:: Passage

In contrast, you say that God consigned all to sin, that He may have mercy on some.
The view presented by St. Paul is that God offers the free gift of salvation to all: some will take it (and be saved, by the grace of God), while others will reject it (damning themselves).
The view you’ve presented, however, seems to suggest that there are some who are never offered the gift of salvation. If that’s true, then I don’t see how you avoid your own description of Calvinists.
Wouldn’t the damned go to Hell simply because they never had the capacity (either internally, or externally, through God’s outstretched hand of salvation) to be saved? Or am I misunderstanding what you’re saying?
God bless,
Joe
Joe,
We believe that God creates faith through the hearing of His Word and the administering of His sacraments.
And that this faith creating work is not dependent on any one man’s fingerprints.
I know we won’t agree on this.
But you asked, so I thought I would just give the Lutheran viewpoint once again.
Thanks, Joe.
Joe,
I’m sure my defense of Calvinism will be nothing you haven’t heard. That was why I suggested Edwards’ book. He does an excellent job of really breaking it down and explaining it.
I think the focus that opponents of double-predestination take is misplaced. They seem to get stuck on the God is creating people for Hell mindset. God created men with a free-will, it’s very clear that Adam choose sin. And after the fall men are born slaves to sin (Romans 3). So, the fact is because we are all born in Adam, we are all going to Hell. We all deserve Hell. The amazing thing is God is giving mercy to some. That is AMAZING. And the fact that people want to focus on God being unfair because some people go to Hell just seems odd. Nobody gets injustice, all humans either get mercy or justice. I guess I just don’t understand how logically you get to the point that God is the author of sin from your view on this. It’s almost like some people are going to Hell for sinning –> God created people –> therefore God created sin. It’s a huge jump to make. Everyone is on their way to Hell. We all choose Hell in Adam. In Adam all die.
It’s also worth noting that Calvinist don’t deny the free agency of man, which isn’t the same as free-will. We have free agency, which means we can voluntarily choose according to our desires, but our desires are in bondage to corruption of nature so this is not freedom in the Biblical sense. Freedom of the will, to choose good, Holy things occurs when the Holy Spirit acts to free us. That’s why total depravity is a key element of understanding this concept. No one would ever choose God apart from God intervening.
Of course you also have the differences between God’s decreetive will vs. perceptive will.
There’s so many different facets to this argument that it could go on forever (okay, actually it has been going on for hundreds of years at least 😉 ) And I seriously doubt I’ve brought anything new to you here. Like I said, if you are interested in digging deeper into the Reformed view, check out that book. I could discuss it with you, but I’m not a theologian many wonderful saints that God has gifted the church have said it much, much better than I could hope to.
God bless!
Hollie,
I agree with a lot of what you said. For example,
(1) that Adam had a freer will than modern man,
(2) that through Adam’s sin, death entered the world, with the taint of original sin impacting us all,
(3) that each one of us warrants Hell through our lust for sin, and
(4) that those who are saved are simply snatched out of the fire by the mercy of God.
But the heart of dispute relates to double predestination and free will.

::::

Given instruction ▸
Summarize the exchange in three sentences. The material after the exchange isn't needed here.

:: Dataset

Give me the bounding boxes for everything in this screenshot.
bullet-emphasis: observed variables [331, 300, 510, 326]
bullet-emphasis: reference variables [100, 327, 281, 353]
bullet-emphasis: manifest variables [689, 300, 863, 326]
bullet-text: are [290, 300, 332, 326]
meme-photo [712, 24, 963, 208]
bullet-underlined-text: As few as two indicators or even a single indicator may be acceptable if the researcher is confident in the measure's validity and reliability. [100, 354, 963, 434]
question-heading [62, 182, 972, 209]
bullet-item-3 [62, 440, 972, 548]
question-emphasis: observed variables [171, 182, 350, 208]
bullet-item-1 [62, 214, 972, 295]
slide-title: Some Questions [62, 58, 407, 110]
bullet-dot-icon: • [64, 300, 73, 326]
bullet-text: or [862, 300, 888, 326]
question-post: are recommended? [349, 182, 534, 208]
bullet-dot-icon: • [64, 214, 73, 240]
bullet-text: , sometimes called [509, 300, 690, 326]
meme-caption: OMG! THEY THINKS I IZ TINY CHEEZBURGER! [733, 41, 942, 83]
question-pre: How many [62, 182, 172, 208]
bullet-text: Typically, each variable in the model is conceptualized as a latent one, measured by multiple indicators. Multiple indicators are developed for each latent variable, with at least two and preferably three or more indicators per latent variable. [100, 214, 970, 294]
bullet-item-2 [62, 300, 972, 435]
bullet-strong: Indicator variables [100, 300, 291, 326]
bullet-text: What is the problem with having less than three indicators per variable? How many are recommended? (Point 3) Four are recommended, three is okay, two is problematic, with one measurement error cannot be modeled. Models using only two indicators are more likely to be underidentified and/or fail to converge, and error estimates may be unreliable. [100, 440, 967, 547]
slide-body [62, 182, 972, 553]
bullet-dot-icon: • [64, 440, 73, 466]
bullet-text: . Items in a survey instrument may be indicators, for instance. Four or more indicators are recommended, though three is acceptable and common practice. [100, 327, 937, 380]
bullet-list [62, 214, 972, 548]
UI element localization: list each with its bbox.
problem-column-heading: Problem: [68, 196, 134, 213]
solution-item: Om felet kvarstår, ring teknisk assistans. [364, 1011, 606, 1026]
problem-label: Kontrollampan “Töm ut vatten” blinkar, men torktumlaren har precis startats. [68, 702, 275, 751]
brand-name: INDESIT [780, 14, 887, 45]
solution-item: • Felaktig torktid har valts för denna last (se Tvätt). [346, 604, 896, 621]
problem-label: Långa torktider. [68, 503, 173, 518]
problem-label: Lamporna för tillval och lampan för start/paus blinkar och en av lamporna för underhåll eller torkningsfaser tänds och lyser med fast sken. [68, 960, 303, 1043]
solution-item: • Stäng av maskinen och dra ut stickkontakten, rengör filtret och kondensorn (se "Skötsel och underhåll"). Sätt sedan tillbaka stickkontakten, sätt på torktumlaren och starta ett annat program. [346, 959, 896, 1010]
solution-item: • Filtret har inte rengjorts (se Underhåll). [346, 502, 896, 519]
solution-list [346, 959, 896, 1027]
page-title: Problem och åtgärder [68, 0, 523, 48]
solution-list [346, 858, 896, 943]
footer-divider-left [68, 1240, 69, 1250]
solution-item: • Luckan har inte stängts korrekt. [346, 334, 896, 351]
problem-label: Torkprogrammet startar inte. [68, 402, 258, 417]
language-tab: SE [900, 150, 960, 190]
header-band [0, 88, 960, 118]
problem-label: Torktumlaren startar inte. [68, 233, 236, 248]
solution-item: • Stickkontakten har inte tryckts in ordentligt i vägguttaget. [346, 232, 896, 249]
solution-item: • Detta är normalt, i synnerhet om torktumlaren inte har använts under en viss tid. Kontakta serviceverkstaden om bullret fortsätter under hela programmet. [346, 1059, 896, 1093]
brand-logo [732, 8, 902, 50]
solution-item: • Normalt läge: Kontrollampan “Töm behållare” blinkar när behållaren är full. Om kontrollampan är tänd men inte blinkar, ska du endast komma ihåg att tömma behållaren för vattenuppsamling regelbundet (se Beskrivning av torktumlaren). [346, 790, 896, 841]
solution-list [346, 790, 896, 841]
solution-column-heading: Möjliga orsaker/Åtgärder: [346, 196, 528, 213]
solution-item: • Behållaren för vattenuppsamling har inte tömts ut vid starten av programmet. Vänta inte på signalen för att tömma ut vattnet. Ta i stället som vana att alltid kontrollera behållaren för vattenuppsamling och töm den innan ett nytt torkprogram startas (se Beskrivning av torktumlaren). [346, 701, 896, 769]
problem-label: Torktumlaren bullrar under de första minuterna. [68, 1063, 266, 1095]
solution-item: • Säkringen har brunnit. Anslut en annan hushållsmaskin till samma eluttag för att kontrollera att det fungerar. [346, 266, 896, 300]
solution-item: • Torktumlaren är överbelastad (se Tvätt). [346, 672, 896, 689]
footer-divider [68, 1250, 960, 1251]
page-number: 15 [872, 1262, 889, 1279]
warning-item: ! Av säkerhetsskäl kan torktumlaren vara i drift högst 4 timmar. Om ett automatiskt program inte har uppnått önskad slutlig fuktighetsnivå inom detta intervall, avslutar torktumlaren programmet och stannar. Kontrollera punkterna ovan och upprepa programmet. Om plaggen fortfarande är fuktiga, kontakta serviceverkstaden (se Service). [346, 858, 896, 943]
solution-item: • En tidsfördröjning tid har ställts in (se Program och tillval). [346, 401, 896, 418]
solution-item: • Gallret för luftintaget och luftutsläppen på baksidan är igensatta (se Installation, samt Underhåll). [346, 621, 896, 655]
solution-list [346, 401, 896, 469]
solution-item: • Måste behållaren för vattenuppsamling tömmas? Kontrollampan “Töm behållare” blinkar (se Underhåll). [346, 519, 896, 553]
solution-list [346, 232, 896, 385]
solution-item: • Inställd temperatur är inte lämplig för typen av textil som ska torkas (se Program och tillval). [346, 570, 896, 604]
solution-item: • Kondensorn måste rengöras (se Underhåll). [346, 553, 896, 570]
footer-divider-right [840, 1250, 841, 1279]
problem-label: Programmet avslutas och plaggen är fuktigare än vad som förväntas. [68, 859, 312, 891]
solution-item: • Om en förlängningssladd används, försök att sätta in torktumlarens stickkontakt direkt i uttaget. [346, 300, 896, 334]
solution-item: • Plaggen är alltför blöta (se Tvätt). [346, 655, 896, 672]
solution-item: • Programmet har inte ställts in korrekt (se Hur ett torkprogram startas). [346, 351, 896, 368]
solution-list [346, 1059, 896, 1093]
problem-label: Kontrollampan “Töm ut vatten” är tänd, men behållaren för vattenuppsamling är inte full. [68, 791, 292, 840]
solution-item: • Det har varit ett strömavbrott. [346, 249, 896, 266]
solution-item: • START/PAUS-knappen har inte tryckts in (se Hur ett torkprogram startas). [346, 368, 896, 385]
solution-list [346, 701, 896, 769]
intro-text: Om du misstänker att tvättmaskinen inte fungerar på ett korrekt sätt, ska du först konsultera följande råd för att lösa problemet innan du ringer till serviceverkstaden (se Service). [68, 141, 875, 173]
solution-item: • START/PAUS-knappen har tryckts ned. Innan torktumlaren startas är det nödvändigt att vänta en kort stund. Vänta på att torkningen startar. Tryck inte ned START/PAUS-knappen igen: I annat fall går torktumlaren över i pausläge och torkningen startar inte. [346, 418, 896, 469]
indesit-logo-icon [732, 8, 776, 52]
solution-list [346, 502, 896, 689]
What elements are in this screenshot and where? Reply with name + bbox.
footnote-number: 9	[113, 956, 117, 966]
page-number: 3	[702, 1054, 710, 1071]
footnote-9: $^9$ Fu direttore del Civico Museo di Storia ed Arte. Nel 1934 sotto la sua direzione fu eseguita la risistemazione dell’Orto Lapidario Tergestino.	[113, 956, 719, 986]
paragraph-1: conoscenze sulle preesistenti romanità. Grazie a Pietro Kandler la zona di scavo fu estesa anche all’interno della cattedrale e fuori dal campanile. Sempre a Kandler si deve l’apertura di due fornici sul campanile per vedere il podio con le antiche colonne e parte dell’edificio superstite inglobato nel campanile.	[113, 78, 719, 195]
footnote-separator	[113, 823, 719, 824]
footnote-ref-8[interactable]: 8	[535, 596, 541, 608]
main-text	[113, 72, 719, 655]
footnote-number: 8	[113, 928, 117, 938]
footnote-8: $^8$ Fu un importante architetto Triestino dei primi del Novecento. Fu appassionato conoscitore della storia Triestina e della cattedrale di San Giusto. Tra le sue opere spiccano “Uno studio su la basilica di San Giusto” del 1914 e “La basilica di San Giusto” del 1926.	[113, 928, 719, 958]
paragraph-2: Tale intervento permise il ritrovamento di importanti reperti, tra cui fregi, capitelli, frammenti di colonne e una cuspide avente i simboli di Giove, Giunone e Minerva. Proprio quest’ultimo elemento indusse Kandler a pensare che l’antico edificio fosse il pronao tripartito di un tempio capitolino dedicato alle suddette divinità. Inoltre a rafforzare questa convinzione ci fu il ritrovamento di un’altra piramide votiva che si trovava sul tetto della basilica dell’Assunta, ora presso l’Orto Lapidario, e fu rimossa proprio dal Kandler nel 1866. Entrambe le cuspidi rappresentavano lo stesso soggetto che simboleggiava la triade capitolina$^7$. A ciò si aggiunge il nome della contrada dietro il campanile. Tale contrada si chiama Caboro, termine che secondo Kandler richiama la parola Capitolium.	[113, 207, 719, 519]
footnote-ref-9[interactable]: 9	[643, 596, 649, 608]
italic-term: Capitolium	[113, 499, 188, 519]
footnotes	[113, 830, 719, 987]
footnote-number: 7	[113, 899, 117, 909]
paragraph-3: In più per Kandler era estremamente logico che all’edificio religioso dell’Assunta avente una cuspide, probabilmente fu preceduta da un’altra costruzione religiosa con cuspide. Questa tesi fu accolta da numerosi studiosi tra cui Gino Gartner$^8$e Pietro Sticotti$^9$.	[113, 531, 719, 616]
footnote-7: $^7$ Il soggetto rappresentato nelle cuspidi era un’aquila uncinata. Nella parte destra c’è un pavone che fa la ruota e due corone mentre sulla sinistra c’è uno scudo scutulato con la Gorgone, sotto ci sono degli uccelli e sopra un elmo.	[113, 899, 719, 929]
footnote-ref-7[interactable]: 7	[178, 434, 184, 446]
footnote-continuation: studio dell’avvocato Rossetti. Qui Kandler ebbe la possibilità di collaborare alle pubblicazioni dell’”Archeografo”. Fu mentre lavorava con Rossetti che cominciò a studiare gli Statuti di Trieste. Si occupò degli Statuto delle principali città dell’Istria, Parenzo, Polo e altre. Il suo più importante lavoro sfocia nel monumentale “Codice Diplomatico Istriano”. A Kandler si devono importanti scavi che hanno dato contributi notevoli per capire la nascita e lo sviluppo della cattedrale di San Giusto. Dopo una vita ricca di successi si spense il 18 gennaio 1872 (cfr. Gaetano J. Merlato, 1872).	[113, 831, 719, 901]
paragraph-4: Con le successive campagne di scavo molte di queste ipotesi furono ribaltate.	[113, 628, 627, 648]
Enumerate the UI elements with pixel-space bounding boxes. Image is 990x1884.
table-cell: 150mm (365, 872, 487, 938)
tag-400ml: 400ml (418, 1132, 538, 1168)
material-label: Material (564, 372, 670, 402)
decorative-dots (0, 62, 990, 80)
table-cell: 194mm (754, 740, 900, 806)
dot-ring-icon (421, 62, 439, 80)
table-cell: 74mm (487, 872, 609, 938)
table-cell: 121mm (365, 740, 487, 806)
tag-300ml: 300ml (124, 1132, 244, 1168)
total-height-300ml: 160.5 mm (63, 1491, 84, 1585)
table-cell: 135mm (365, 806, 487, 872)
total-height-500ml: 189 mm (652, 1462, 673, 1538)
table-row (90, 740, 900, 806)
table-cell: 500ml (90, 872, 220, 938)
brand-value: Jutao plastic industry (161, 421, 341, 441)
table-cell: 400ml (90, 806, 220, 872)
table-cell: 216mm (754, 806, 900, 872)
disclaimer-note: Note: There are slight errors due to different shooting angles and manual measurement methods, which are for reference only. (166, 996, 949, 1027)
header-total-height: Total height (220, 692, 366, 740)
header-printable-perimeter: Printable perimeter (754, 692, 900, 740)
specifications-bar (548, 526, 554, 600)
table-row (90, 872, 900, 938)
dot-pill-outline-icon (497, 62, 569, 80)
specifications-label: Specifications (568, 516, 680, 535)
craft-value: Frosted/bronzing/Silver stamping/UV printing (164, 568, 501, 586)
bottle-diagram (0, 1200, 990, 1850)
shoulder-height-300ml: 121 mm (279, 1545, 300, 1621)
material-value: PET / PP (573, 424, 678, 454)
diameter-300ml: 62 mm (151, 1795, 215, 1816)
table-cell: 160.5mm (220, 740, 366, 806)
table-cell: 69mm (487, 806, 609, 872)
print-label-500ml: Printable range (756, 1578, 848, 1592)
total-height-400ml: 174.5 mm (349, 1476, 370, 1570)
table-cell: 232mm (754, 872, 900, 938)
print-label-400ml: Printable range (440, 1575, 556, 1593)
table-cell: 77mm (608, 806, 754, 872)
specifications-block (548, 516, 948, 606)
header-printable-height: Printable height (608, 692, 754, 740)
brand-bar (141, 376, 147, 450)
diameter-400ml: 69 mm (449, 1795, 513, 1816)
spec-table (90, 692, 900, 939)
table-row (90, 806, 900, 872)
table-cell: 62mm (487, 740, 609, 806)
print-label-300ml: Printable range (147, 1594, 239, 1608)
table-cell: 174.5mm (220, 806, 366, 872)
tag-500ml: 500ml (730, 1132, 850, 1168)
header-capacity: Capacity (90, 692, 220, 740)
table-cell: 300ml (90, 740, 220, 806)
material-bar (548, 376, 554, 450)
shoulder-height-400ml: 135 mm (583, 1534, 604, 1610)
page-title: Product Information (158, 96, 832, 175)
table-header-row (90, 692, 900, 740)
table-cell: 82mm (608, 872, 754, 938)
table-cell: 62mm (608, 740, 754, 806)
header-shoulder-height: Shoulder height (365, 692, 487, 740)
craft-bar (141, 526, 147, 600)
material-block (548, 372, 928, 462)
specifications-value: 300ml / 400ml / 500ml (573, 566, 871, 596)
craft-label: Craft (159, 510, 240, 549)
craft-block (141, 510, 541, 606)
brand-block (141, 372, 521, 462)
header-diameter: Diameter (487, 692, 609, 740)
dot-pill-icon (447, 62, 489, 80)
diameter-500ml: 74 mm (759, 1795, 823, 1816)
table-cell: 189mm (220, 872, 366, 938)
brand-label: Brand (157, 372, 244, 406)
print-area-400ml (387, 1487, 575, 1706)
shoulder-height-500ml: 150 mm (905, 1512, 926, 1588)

::::

Task output ▸
One commenter holds that Paul presents salvation as a free gift offered to all, and asks whether the view being answered means some are never offered it. One reply restates the Lutheran belief that God creates faith through His Word and sacraments. A defense of Calvinism follows, arguing that everyone deserves Hell through Adam, that God shows mercy to some, and that people have free agency but cannot choose God unless the Holy Spirit frees them, and a final reply accepts several of these points while naming double predestination and free will as the heart of the dispute.